■ **GIVEN TASK**: Write out the full listing again, exactly as it stands.

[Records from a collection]
────────

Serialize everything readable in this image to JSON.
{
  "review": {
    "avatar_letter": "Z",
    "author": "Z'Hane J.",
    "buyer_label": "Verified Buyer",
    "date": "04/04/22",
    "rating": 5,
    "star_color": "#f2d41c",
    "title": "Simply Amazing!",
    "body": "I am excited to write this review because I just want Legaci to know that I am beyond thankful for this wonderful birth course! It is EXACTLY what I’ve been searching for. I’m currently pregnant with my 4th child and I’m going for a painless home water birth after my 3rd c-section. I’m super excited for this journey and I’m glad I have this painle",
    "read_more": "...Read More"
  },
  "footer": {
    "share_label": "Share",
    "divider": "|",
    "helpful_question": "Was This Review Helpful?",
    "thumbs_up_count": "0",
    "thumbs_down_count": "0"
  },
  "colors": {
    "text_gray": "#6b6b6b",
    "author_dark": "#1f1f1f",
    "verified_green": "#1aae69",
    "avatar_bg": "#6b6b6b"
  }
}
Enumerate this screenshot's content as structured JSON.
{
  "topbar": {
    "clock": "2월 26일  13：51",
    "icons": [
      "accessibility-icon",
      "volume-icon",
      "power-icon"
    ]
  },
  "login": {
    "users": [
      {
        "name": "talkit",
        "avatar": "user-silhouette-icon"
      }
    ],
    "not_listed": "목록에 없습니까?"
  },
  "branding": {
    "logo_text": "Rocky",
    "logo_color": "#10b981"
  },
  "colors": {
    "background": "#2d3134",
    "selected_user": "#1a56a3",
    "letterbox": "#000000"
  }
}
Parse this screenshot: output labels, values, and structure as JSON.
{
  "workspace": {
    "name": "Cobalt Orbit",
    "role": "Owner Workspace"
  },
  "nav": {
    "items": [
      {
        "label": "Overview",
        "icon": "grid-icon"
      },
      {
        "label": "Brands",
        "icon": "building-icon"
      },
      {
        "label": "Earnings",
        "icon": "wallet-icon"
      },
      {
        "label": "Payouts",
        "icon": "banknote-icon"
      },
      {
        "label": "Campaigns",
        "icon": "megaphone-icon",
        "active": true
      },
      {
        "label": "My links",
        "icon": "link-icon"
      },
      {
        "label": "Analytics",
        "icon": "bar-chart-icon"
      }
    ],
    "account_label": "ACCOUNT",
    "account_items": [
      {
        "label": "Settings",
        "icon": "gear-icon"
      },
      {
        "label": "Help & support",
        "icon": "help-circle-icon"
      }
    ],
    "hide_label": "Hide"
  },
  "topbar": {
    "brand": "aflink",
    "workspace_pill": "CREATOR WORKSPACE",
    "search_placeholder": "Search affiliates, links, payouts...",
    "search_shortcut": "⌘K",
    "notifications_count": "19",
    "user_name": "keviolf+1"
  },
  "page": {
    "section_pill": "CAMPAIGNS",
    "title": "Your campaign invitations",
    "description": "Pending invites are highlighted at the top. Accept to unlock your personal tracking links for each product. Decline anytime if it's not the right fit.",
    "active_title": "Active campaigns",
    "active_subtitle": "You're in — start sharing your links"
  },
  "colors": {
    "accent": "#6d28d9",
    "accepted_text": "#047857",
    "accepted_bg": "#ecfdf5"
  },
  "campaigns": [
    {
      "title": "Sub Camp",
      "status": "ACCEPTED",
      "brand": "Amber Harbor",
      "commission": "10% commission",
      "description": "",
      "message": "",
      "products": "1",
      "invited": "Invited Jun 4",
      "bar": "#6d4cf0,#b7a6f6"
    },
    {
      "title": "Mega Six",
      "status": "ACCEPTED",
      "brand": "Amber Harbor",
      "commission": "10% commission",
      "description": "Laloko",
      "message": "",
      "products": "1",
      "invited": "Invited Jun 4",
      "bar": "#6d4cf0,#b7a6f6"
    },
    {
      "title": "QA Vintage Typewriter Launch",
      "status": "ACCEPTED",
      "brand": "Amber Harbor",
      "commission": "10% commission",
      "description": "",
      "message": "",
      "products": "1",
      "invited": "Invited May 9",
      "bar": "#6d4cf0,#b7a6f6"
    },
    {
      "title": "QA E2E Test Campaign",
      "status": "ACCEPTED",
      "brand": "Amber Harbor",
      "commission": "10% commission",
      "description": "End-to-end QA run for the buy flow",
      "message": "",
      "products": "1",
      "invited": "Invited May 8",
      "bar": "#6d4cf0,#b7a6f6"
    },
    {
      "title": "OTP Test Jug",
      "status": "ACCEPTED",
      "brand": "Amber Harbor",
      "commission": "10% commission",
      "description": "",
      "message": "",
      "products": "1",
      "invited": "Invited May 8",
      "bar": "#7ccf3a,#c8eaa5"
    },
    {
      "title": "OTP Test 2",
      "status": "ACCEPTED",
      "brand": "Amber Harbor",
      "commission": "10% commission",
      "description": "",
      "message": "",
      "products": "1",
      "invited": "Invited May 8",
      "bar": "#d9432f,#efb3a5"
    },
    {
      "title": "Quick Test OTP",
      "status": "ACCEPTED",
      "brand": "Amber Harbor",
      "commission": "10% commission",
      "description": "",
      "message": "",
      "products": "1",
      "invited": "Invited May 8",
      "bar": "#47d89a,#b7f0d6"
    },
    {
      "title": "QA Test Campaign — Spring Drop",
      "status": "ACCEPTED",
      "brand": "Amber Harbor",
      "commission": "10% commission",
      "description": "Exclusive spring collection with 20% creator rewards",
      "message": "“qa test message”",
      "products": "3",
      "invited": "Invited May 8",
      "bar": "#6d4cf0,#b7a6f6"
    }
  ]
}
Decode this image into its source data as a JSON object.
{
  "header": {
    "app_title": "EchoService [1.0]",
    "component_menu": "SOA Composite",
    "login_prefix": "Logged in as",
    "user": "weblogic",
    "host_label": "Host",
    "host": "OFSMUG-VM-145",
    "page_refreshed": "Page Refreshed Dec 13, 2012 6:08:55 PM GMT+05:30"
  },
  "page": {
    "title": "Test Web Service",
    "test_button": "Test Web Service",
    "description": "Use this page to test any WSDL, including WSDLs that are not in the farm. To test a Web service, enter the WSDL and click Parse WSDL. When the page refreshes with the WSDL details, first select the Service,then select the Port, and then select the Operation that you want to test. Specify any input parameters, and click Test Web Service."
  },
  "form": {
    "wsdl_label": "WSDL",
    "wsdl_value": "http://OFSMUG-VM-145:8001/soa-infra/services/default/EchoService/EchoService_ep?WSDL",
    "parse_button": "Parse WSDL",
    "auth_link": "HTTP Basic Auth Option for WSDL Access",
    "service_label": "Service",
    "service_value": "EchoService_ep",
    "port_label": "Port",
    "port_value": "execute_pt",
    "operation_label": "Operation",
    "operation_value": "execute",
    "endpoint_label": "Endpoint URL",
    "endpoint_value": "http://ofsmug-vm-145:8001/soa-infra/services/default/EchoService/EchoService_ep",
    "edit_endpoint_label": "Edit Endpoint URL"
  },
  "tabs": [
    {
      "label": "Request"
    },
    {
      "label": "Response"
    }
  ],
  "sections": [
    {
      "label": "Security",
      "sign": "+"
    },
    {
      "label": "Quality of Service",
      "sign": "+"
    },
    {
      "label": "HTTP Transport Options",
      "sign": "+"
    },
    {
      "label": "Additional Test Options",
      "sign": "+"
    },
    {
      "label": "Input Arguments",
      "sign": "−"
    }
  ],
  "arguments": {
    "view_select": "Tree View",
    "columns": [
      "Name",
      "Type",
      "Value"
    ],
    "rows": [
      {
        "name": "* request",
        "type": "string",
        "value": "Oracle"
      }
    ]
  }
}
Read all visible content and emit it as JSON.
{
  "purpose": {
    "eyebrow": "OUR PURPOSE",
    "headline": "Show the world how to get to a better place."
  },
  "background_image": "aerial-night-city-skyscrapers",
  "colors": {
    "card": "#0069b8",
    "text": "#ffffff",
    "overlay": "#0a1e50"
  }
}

────────

■ **IN RESPONSE**:
Serialize everything readable in this image to JSON.
{
  "review": {
    "avatar_letter": "Z",
    "author": "Z'Hane J.",
    "buyer_label": "Verified Buyer",
    "date": "04/04/22",
    "rating": 5,
    "star_color": "#f2d41c",
    "title": "Simply Amazing!",
    "body": "I am excited to write this review because I just want Legaci to know that I am beyond thankful for this wonderful birth course! It is EXACTLY what I’ve been searching for. I’m currently pregnant with my 4th child and I’m going for a painless home water birth after my 3rd c-section. I’m super excited for this journey and I’m glad I have this painle",
    "read_more": "...Read More"
  },
  "footer": {
    "share_label": "Share",
    "divider": "|",
    "helpful_question": "Was This Review Helpful?",
    "thumbs_up_count": "0",
    "thumbs_down_count": "0"
  },
  "colors": {
    "text_gray": "#6b6b6b",
    "author_dark": "#1f1f1f",
    "verified_green": "#1aae69",
    "avatar_bg": "#6b6b6b"
  }
}
Enumerate this screenshot's content as structured JSON.
{
  "topbar": {
    "clock": "2월 26일  13：51",
    "icons": [
      "accessibility-icon",
      "volume-icon",
      "power-icon"
    ]
  },
  "login": {
    "users": [
      {
        "name": "talkit",
        "avatar": "user-silhouette-icon"
      }
    ],
    "not_listed": "목록에 없습니까?"
  },
  "branding": {
    "logo_text": "Rocky",
    "logo_color": "#10b981"
  },
  "colors": {
    "background": "#2d3134",
    "selected_user": "#1a56a3",
    "letterbox": "#000000"
  }
}
Parse this screenshot: output labels, values, and structure as JSON.
{
  "workspace": {
    "name": "Cobalt Orbit",
    "role": "Owner Workspace"
  },
  "nav": {
    "items": [
      {
        "label": "Overview",
        "icon": "grid-icon"
      },
      {
        "label": "Brands",
        "icon": "building-icon"
      },
      {
        "label": "Earnings",
        "icon": "wallet-icon"
      },
      {
        "label": "Payouts",
        "icon": "banknote-icon"
      },
      {
        "label": "Campaigns",
        "icon": "megaphone-icon",
        "active": true
      },
      {
        "label": "My links",
        "icon": "link-icon"
      },
      {
        "label": "Analytics",
        "icon": "bar-chart-icon"
      }
    ],
    "account_label": "ACCOUNT",
    "account_items": [
      {
        "label": "Settings",
        "icon": "gear-icon"
      },
      {
        "label": "Help & support",
        "icon": "help-circle-icon"
      }
    ],
    "hide_label": "Hide"
  },
  "topbar": {
    "brand": "aflink",
    "workspace_pill": "CREATOR WORKSPACE",
    "search_placeholder": "Search affiliates, links, payouts...",
    "search_shortcut": "⌘K",
    "notifications_count": "19",
    "user_name": "keviolf+1"
  },
  "page": {
    "section_pill": "CAMPAIGNS",
    "title": "Your campaign invitations",
    "description": "Pending invites are highlighted at the top. Accept to unlock your personal tracking links for each product. Decline anytime if it's not the right fit.",
    "active_title": "Active campaigns",
    "active_subtitle": "You're in — start sharing your links"
  },
  "colors": {
    "accent": "#6d28d9",
    "accepted_text": "#047857",
    "accepted_bg": "#ecfdf5"
  },
  "campaigns": [
    {
      "title": "Sub Camp",
      "status": "ACCEPTED",
      "brand": "Amber Harbor",
      "commission": "10% commission",
      "description": "",
      "message": "",
      "products": "1",
      "invited": "Invited Jun 4",
      "bar": "#6d4cf0,#b7a6f6"
    },
    {
      "title": "Mega Six",
      "status": "ACCEPTED",
      "brand": "Amber Harbor",
      "commission": "10% commission",
      "description": "Laloko",
      "message": "",
      "products": "1",
      "invited": "Invited Jun 4",
      "bar": "#6d4cf0,#b7a6f6"
    },
    {
      "title": "QA Vintage Typewriter Launch",
      "status": "ACCEPTED",
      "brand": "Amber Harbor",
      "commission": "10% commission",
      "description": "",
      "message": "",
      "products": "1",
      "invited": "Invited May 9",
      "bar": "#6d4cf0,#b7a6f6"
    },
    {
      "title": "QA E2E Test Campaign",
      "status": "ACCEPTED",
      "brand": "Amber Harbor",
      "commission": "10% commission",
      "description": "End-to-end QA run for the buy flow",
      "message": "",
      "products": "1",
      "invited": "Invited May 8",
      "bar": "#6d4cf0,#b7a6f6"
    },
    {
      "title": "OTP Test Jug",
      "status": "ACCEPTED",
      "brand": "Amber Harbor",
      "commission": "10% commission",
      "description": "",
      "message": "",
      "products": "1",
      "invited": "Invited May 8",
      "bar": "#7ccf3a,#c8eaa5"
    },
    {
      "title": "OTP Test 2",
      "status": "ACCEPTED",
      "brand": "Amber Harbor",
      "commission": "10% commission",
      "description": "",
      "message": "",
      "products": "1",
      "invited": "Invited May 8",
      "bar": "#d9432f,#efb3a5"
    },
    {
      "title": "Quick Test OTP",
      "status": "ACCEPTED",
      "brand": "Amber Harbor",
      "commission": "10% commission",
      "description": "",
      "message": "",
      "products": "1",
      "invited": "Invited May 8",
      "bar": "#47d89a,#b7f0d6"
    },
    {
      "title": "QA Test Campaign — Spring Drop",
      "status": "ACCEPTED",
      "brand": "Amber Harbor",
      "commission": "10% commission",
      "description": "Exclusive spring collection with 20% creator rewards",
      "message": "“qa test message”",
      "products": "3",
      "invited": "Invited May 8",
      "bar": "#6d4cf0,#b7a6f6"
    }
  ]
}
Decode this image into its source data as a JSON object.
{
  "header": {
    "app_title": "EchoService [1.0]",
    "component_menu": "SOA Composite",
    "login_prefix": "Logged in as",
    "user": "weblogic",
    "host_label": "Host",
    "host": "OFSMUG-VM-145",
    "page_refreshed": "Page Refreshed Dec 13, 2012 6:08:55 PM GMT+05:30"
  },
  "page": {
    "title": "Test Web Service",
    "test_button": "Test Web Service",
    "description": "Use this page to test any WSDL, including WSDLs that are not in the farm. To test a Web service, enter the WSDL and click Parse WSDL. When the page refreshes with the WSDL details, first select the Service,then select the Port, and then select the Operation that you want to test. Specify any input parameters, and click Test Web Service."
  },
  "form": {
    "wsdl_label": "WSDL",
    "wsdl_value": "http://OFSMUG-VM-145:8001/soa-infra/services/default/EchoService/EchoService_ep?WSDL",
    "parse_button": "Parse WSDL",
    "auth_link": "HTTP Basic Auth Option for WSDL Access",
    "service_label": "Service",
    "service_value": "EchoService_ep",
    "port_label": "Port",
    "port_value": "execute_pt",
    "operation_label": "Operation",
    "operation_value": "execute",
    "endpoint_label": "Endpoint URL",
    "endpoint_value": "http://ofsmug-vm-145:8001/soa-infra/services/default/EchoService/EchoService_ep",
    "edit_endpoint_label": "Edit Endpoint URL"
  },
  "tabs": [
    {
      "label": "Request"
    },
    {
      "label": "Response"
    }
  ],
  "sections": [
    {
      "label": "Security",
      "sign": "+"
    },
    {
      "label": "Quality of Service",
      "sign": "+"
    },
    {
      "label": "HTTP Transport Options",
      "sign": "+"
    },
    {
      "label": "Additional Test Options",
      "sign": "+"
    },
    {
      "label": "Input Arguments",
      "sign": "−"
    }
  ],
  "arguments": {
    "view_select": "Tree View",
    "columns": [
      "Name",
      "Type",
      "Value"
    ],
    "rows": [
      {
        "name": "* request",
        "type": "string",
        "value": "Oracle"
      }
    ]
  }
}
Read all visible content and emit it as JSON.
{
  "purpose": {
    "eyebrow": "OUR PURPOSE",
    "headline": "Show the world how to get to a better place."
  },
  "background_image": "aerial-night-city-skyscrapers",
  "colors": {
    "card": "#0069b8",
    "text": "#ffffff",
    "overlay": "#0a1e50"
  }
}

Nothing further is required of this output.